(Data items)
>> start

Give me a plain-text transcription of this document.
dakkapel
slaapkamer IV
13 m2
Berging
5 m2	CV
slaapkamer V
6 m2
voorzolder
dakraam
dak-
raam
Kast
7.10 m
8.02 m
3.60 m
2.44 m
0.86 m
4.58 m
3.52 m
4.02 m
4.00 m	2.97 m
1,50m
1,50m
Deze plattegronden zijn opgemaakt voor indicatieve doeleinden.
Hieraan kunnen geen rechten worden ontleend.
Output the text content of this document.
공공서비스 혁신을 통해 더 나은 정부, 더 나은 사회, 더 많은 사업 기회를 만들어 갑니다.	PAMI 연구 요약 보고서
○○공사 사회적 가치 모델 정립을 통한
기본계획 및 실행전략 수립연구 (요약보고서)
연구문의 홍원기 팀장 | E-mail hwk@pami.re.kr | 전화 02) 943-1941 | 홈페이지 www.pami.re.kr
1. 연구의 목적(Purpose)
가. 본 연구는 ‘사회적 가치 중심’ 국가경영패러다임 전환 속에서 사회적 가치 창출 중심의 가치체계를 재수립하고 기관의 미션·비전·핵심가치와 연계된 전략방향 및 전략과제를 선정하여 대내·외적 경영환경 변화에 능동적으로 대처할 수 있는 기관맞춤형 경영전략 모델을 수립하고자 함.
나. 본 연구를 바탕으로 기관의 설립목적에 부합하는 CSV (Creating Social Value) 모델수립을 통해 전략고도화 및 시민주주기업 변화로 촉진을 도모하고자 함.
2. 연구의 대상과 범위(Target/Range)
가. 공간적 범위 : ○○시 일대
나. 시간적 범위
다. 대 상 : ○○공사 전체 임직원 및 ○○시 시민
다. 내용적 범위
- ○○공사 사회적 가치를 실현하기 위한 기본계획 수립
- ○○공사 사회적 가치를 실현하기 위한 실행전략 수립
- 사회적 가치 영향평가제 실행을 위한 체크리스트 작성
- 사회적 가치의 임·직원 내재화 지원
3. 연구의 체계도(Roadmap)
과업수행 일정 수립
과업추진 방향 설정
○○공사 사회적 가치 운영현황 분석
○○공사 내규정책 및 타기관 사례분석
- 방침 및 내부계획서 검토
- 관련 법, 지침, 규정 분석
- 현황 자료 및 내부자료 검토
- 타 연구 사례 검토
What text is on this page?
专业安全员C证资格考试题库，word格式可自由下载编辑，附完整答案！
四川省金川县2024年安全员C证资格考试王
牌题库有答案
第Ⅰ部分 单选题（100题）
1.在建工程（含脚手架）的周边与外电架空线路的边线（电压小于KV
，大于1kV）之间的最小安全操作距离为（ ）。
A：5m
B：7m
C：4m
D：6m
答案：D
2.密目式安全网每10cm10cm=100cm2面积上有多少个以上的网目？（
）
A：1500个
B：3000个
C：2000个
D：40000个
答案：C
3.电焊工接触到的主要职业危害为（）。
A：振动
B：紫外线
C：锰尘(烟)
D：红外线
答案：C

>> end

- **Exercise instructions**:
Copy all the entries verbatim.

- **Response for this exercise**:
Give me a plain-text transcription of this document.
dakkapel
slaapkamer IV
13 m2
Berging
5 m2	CV
slaapkamer V
6 m2
voorzolder
dakraam
dak-
raam
Kast
7.10 m
8.02 m
3.60 m
2.44 m
0.86 m
4.58 m
3.52 m
4.02 m
4.00 m	2.97 m
1,50m
1,50m
Deze plattegronden zijn opgemaakt voor indicatieve doeleinden.
Hieraan kunnen geen rechten worden ontleend.
Output the text content of this document.
공공서비스 혁신을 통해 더 나은 정부, 더 나은 사회, 더 많은 사업 기회를 만들어 갑니다.	PAMI 연구 요약 보고서
○○공사 사회적 가치 모델 정립을 통한
기본계획 및 실행전략 수립연구 (요약보고서)
연구문의 홍원기 팀장 | E-mail hwk@pami.re.kr | 전화 02) 943-1941 | 홈페이지 www.pami.re.kr
1. 연구의 목적(Purpose)
가. 본 연구는 ‘사회적 가치 중심’ 국가경영패러다임 전환 속에서 사회적 가치 창출 중심의 가치체계를 재수립하고 기관의 미션·비전·핵심가치와 연계된 전략방향 및 전략과제를 선정하여 대내·외적 경영환경 변화에 능동적으로 대처할 수 있는 기관맞춤형 경영전략 모델을 수립하고자 함.
나. 본 연구를 바탕으로 기관의 설립목적에 부합하는 CSV (Creating Social Value) 모델수립을 통해 전략고도화 및 시민주주기업 변화로 촉진을 도모하고자 함.
2. 연구의 대상과 범위(Target/Range)
가. 공간적 범위 : ○○시 일대
나. 시간적 범위
다. 대 상 : ○○공사 전체 임직원 및 ○○시 시민
다. 내용적 범위
- ○○공사 사회적 가치를 실현하기 위한 기본계획 수립
- ○○공사 사회적 가치를 실현하기 위한 실행전략 수립
- 사회적 가치 영향평가제 실행을 위한 체크리스트 작성
- 사회적 가치의 임·직원 내재화 지원
3. 연구의 체계도(Roadmap)
과업수행 일정 수립
과업추진 방향 설정
○○공사 사회적 가치 운영현황 분석
○○공사 내규정책 및 타기관 사례분석
- 방침 및 내부계획서 검토
- 관련 법, 지침, 규정 분석
- 현황 자료 및 내부자료 검토
- 타 연구 사례 검토
What text is on this page?
专业安全员C证资格考试题库，word格式可自由下载编辑，附完整答案！
四川省金川县2024年安全员C证资格考试王
牌题库有答案
第Ⅰ部分 单选题（100题）
1.在建工程（含脚手架）的周边与外电架空线路的边线（电压小于KV
，大于1kV）之间的最小安全操作距离为（ ）。
A：5m
B：7m
C：4m
D：6m
答案：D
2.密目式安全网每10cm10cm=100cm2面积上有多少个以上的网目？（
）
A：1500个
B：3000个
C：2000个
D：40000个
答案：C
3.电焊工接触到的主要职业危害为（）。
A：振动
B：紫外线
C：锰尘(烟)
D：红外线
答案：C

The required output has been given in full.